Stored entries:
------------------------------------------------------------------------

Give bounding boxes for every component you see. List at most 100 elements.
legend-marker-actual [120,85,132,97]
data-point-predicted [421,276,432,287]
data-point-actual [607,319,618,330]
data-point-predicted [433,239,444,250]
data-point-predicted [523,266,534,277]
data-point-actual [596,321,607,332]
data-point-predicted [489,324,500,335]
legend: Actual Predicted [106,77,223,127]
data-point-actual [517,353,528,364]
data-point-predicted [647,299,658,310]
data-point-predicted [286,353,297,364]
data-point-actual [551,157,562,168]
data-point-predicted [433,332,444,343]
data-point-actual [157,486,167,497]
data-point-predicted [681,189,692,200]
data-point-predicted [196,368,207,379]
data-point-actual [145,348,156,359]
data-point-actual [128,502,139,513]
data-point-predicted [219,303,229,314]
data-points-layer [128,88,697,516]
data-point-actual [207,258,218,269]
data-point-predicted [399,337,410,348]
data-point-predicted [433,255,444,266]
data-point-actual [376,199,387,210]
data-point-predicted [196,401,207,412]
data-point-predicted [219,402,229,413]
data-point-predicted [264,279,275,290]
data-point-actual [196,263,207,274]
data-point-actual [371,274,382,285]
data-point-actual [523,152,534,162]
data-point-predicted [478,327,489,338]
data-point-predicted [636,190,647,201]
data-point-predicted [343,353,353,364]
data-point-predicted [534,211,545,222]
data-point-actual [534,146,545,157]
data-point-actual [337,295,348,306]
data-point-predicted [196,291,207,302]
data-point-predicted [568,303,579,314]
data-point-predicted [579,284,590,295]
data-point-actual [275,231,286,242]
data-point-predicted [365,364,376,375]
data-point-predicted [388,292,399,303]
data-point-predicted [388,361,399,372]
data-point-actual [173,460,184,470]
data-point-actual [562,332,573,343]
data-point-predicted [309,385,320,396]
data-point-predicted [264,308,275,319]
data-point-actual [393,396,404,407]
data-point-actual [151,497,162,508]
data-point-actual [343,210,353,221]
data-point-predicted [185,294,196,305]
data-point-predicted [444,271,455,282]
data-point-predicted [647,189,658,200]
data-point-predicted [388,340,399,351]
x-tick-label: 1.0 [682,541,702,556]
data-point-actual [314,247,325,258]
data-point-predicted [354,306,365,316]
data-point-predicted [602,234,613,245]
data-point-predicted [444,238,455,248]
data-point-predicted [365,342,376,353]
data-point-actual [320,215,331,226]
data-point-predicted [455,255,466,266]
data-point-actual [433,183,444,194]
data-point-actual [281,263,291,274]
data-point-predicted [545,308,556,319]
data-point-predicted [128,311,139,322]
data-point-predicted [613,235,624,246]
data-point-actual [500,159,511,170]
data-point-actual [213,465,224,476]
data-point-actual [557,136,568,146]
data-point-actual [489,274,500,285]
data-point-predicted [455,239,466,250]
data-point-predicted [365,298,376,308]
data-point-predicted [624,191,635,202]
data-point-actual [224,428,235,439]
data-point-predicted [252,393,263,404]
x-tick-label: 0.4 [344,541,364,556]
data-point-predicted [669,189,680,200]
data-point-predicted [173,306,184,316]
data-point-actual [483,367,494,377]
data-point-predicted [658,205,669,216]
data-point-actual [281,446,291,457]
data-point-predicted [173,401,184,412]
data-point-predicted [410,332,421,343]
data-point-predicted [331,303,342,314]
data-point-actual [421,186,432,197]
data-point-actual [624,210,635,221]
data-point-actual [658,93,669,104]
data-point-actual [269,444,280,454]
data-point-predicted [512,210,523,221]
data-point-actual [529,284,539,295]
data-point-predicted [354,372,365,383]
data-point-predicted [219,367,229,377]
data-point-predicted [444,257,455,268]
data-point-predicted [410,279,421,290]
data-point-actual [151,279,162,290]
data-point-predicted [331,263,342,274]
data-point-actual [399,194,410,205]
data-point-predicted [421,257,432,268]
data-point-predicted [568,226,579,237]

------------------------------------------------------------------------

Select every line in the material above that contains the string "tick", and copy each of those lines.

x-tick-label: 1.0 [682,541,702,556]
x-tick-label: 0.4 [344,541,364,556]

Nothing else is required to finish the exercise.